## YOUR OBJECTIVE
Copy the records that follow exactly as written, but not their pictures.

## MATERIAL SUPPLIED
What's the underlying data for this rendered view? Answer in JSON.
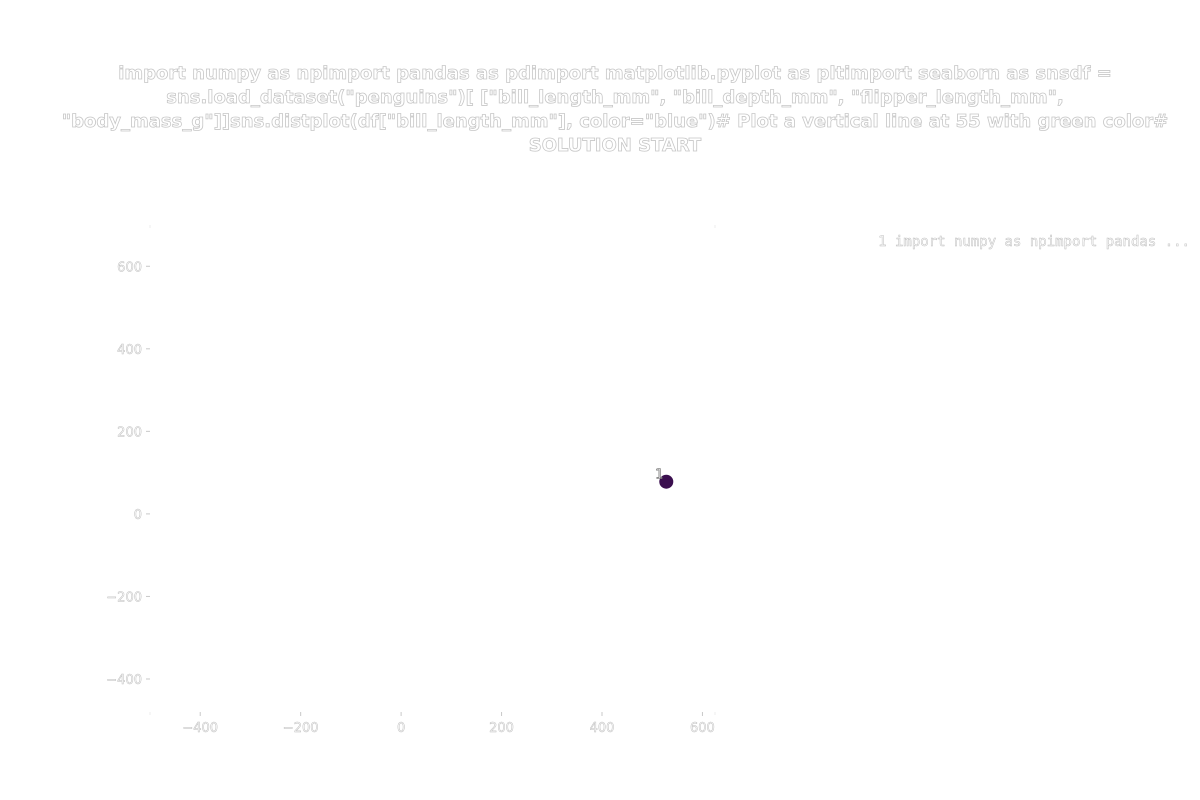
{
  "chart_data": {
    "type": "scatter",
    "title": "import numpy as npimport pandas as pdimport matplotlib.pyplot as pltimport seaborn as snsdf = sns.load_dataset(\"penguins\")[    [\"bill_length_mm\", \"bill_depth_mm\", \"flipper_length_mm\", \"body_mass_g\"]]sns.distplot(df[\"bill_length_mm\"], color=\"blue\")# Plot a vertical line at 55 with green color# SOLUTION START",
    "xlabel": "",
    "ylabel": "",
    "xlim": [
      -500,
      625
    ],
    "ylim": [
      -480,
      700
    ],
    "x_ticks": [
      -400,
      -200,
      0,
      200,
      400,
      600
    ],
    "y_ticks": [
      600,
      400,
      200,
      0,
      -200,
      -400
    ],
    "x_tick_labels": [
      "−400",
      "−200",
      "0",
      "200",
      "400",
      "600"
    ],
    "y_tick_labels": [
      "600",
      "400",
      "200",
      "0",
      "−200",
      "−400"
    ],
    "grid": false,
    "legend_position": "top-right",
    "legend": [
      "1  import numpy as npimport pandas ..."
    ],
    "points": [
      {
        "label": "1",
        "x": 528,
        "y": 78,
        "color": "#3b0f4f"
      }
    ]
  }
}
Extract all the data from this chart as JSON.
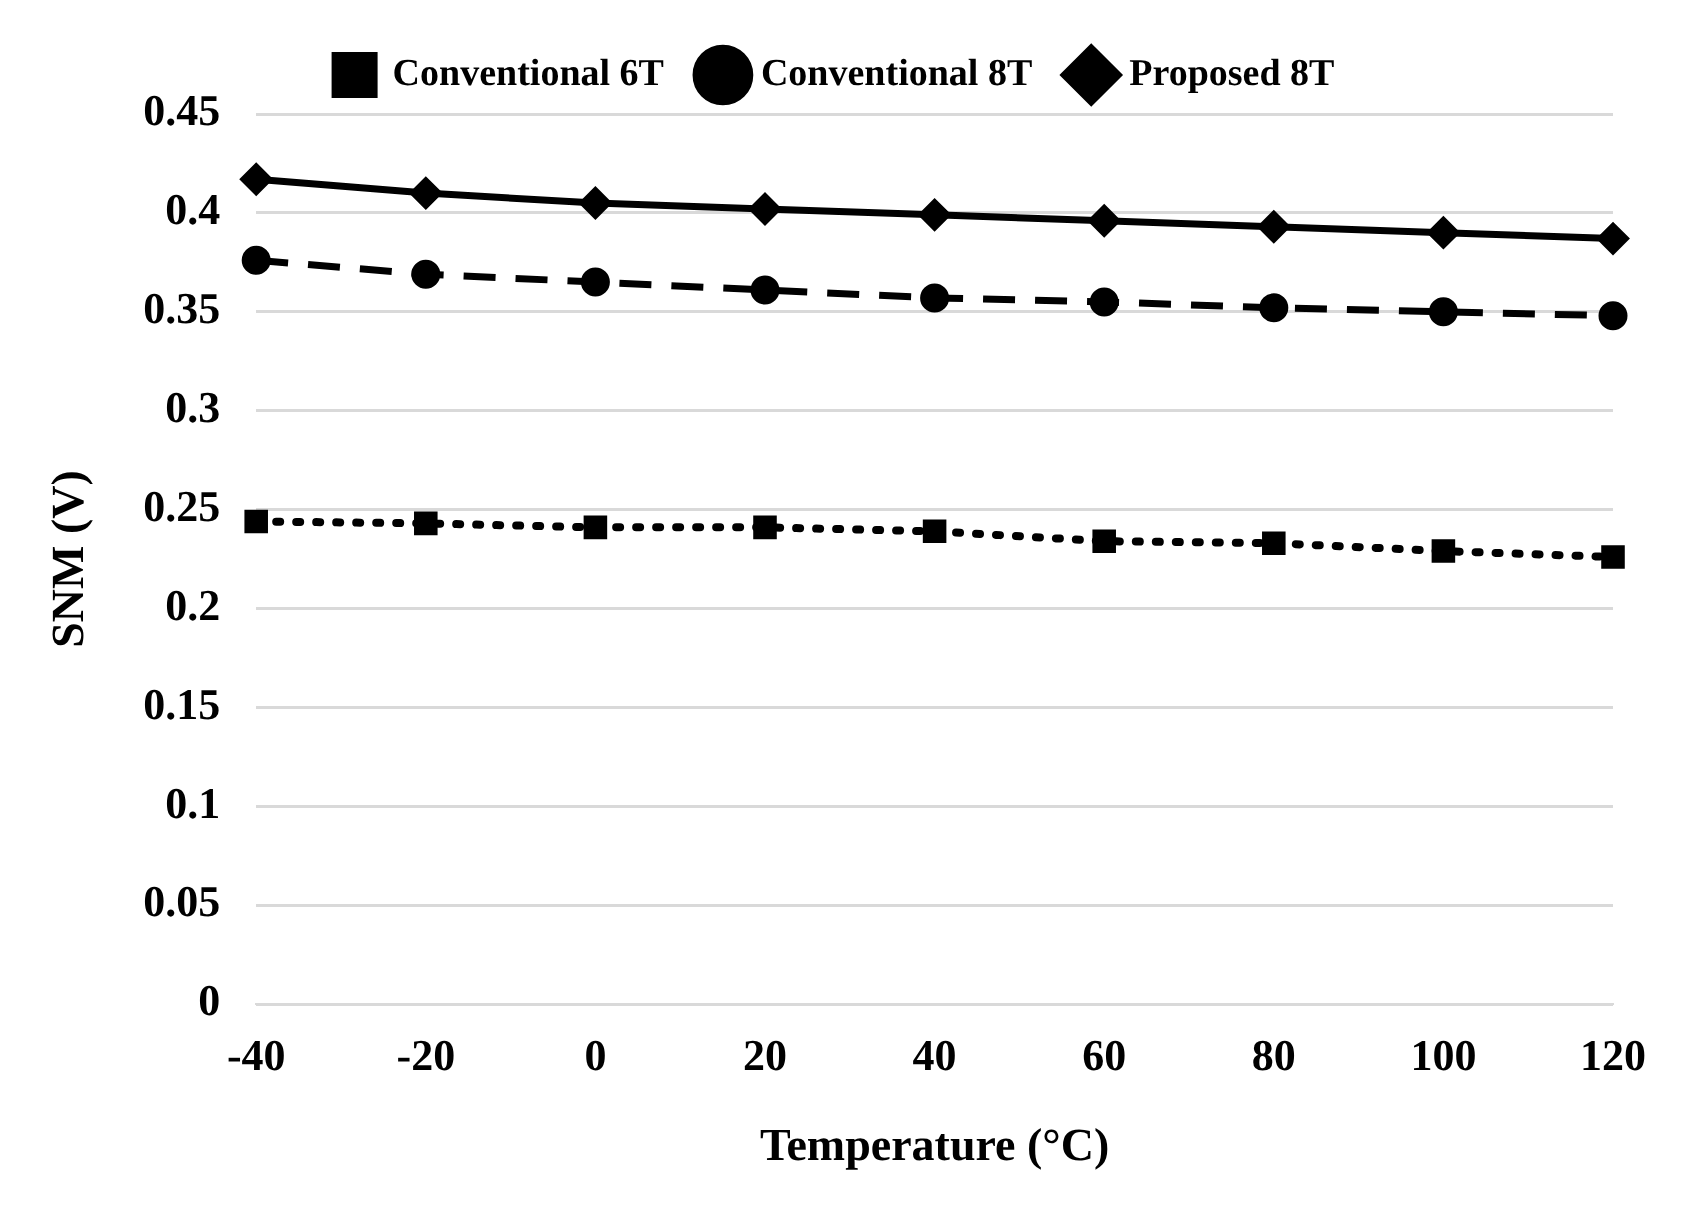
{
  "chart_data": {
    "type": "line",
    "xlabel": "Temperature (°C)",
    "ylabel": "SNM (V)",
    "categories": [
      "-40",
      "-20",
      "0",
      "20",
      "40",
      "60",
      "80",
      "100",
      "120"
    ],
    "series": [
      {
        "name": "Conventional 6T",
        "color": "#000000",
        "marker": "square",
        "line_style": "dotted",
        "values": [
          0.244,
          0.243,
          0.241,
          0.241,
          0.239,
          0.234,
          0.233,
          0.229,
          0.226
        ]
      },
      {
        "name": "Conventional 8T",
        "color": "#000000",
        "marker": "circle",
        "line_style": "dashed",
        "values": [
          0.376,
          0.369,
          0.365,
          0.361,
          0.357,
          0.355,
          0.352,
          0.35,
          0.348
        ]
      },
      {
        "name": "Proposed 8T",
        "color": "#000000",
        "marker": "diamond",
        "line_style": "solid",
        "values": [
          0.417,
          0.41,
          0.405,
          0.402,
          0.399,
          0.396,
          0.393,
          0.39,
          0.387
        ]
      }
    ],
    "ylim": [
      0,
      0.45
    ],
    "yticks": [
      0,
      0.05,
      0.1,
      0.15,
      0.2,
      0.25,
      0.3,
      0.35,
      0.4,
      0.45
    ],
    "grid": "y",
    "legend": "top"
  }
}
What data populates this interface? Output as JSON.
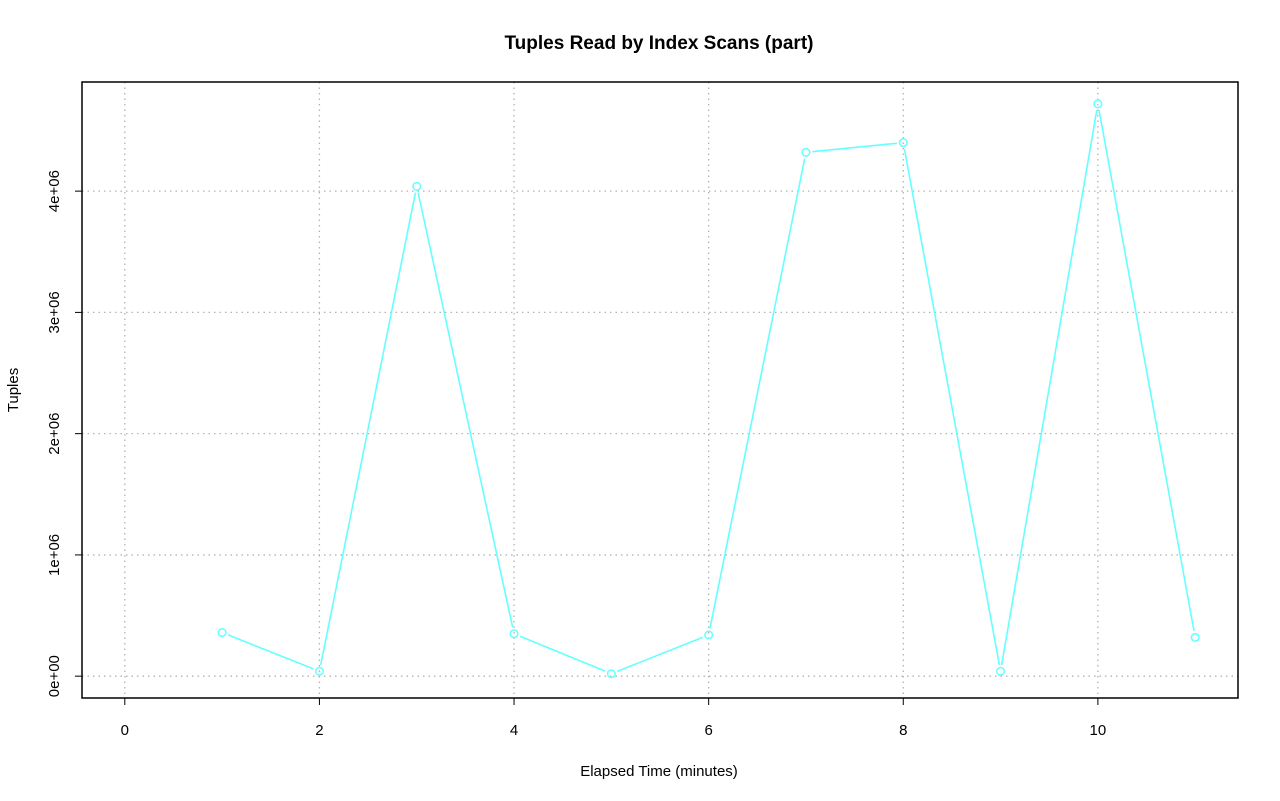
{
  "chart_data": {
    "type": "line",
    "title": "Tuples Read by Index Scans (part)",
    "xlabel": "Elapsed Time (minutes)",
    "ylabel": "Tuples",
    "xlim": [
      -0.44,
      11.44
    ],
    "ylim": [
      -180000,
      4900000
    ],
    "xticks": [
      0,
      2,
      4,
      6,
      8,
      10
    ],
    "xtick_labels": [
      "0",
      "2",
      "4",
      "6",
      "8",
      "10"
    ],
    "yticks": [
      0,
      1000000,
      2000000,
      3000000,
      4000000
    ],
    "ytick_labels": [
      "0e+00",
      "1e+06",
      "2e+06",
      "3e+06",
      "4e+06"
    ],
    "grid": true,
    "grid_style": "dotted",
    "series": [
      {
        "color": "#66ffff",
        "marker": "open-circle",
        "x": [
          1,
          2,
          3,
          4,
          5,
          6,
          7,
          8,
          9,
          10,
          11
        ],
        "y": [
          360000,
          40000,
          4040000,
          350000,
          20000,
          340000,
          4320000,
          4400000,
          40000,
          4720000,
          320000
        ]
      }
    ]
  }
}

## RESPONSE FOR THIS EXERCISE
What's the underlying data for this rendered view? Answer in JSON.
{
  "chart_data": {
    "type": "scatter",
    "title": "import numpy as npimport pandas as pdimport matplotlib.pyplot as pltimport seaborn as snsdf = sns.load_dataset(\"penguins\")[    [\"bill_length_mm\", \"bill_depth_mm\", \"flipper_length_mm\", \"body_mass_g\"]]sns.distplot(df[\"bill_length_mm\"], color=\"blue\")# Plot a vertical line at 55 with green color# SOLUTION START",
    "xlabel": "",
    "ylabel": "",
    "xlim": [
      -500,
      625
    ],
    "ylim": [
      -480,
      700
    ],
    "x_ticks": [
      -400,
      -200,
      0,
      200,
      400,
      600
    ],
    "y_ticks": [
      600,
      400,
      200,
      0,
      -200,
      -400
    ],
    "x_tick_labels": [
      "−400",
      "−200",
      "0",
      "200",
      "400",
      "600"
    ],
    "y_tick_labels": [
      "600",
      "400",
      "200",
      "0",
      "−200",
      "−400"
    ],
    "grid": false,
    "legend_position": "top-right",
    "legend": [
      "1  import numpy as npimport pandas ..."
    ],
    "points": [
      {
        "label": "1",
        "x": 528,
        "y": 78,
        "color": "#3b0f4f"
      }
    ]
  }
}
Extract all the data from this chart as JSON.
{
  "chart_data": {
    "type": "line",
    "xlabel": "Temperature (°C)",
    "ylabel": "SNM (V)",
    "categories": [
      "-40",
      "-20",
      "0",
      "20",
      "40",
      "60",
      "80",
      "100",
      "120"
    ],
    "series": [
      {
        "name": "Conventional 6T",
        "color": "#000000",
        "marker": "square",
        "line_style": "dotted",
        "values": [
          0.244,
          0.243,
          0.241,
          0.241,
          0.239,
          0.234,
          0.233,
          0.229,
          0.226
        ]
      },
      {
        "name": "Conventional 8T",
        "color": "#000000",
        "marker": "circle",
        "line_style": "dashed",
        "values": [
          0.376,
          0.369,
          0.365,
          0.361,
          0.357,
          0.355,
          0.352,
          0.35,
          0.348
        ]
      },
      {
        "name": "Proposed 8T",
        "color": "#000000",
        "marker": "diamond",
        "line_style": "solid",
        "values": [
          0.417,
          0.41,
          0.405,
          0.402,
          0.399,
          0.396,
          0.393,
          0.39,
          0.387
        ]
      }
    ],
    "ylim": [
      0,
      0.45
    ],
    "yticks": [
      0,
      0.05,
      0.1,
      0.15,
      0.2,
      0.25,
      0.3,
      0.35,
      0.4,
      0.45
    ],
    "grid": "y",
    "legend": "top"
  }
}
What data populates this interface? Output as JSON.
{
  "chart_data": {
    "type": "line",
    "title": "Tuples Read by Index Scans (part)",
    "xlabel": "Elapsed Time (minutes)",
    "ylabel": "Tuples",
    "xlim": [
      -0.44,
      11.44
    ],
    "ylim": [
      -180000,
      4900000
    ],
    "xticks": [
      0,
      2,
      4,
      6,
      8,
      10
    ],
    "xtick_labels": [
      "0",
      "2",
      "4",
      "6",
      "8",
      "10"
    ],
    "yticks": [
      0,
      1000000,
      2000000,
      3000000,
      4000000
    ],
    "ytick_labels": [
      "0e+00",
      "1e+06",
      "2e+06",
      "3e+06",
      "4e+06"
    ],
    "grid": true,
    "grid_style": "dotted",
    "series": [
      {
        "color": "#66ffff",
        "marker": "open-circle",
        "x": [
          1,
          2,
          3,
          4,
          5,
          6,
          7,
          8,
          9,
          10,
          11
        ],
        "y": [
          360000,
          40000,
          4040000,
          350000,
          20000,
          340000,
          4320000,
          4400000,
          40000,
          4720000,
          320000
        ]
      }
    ]
  }
}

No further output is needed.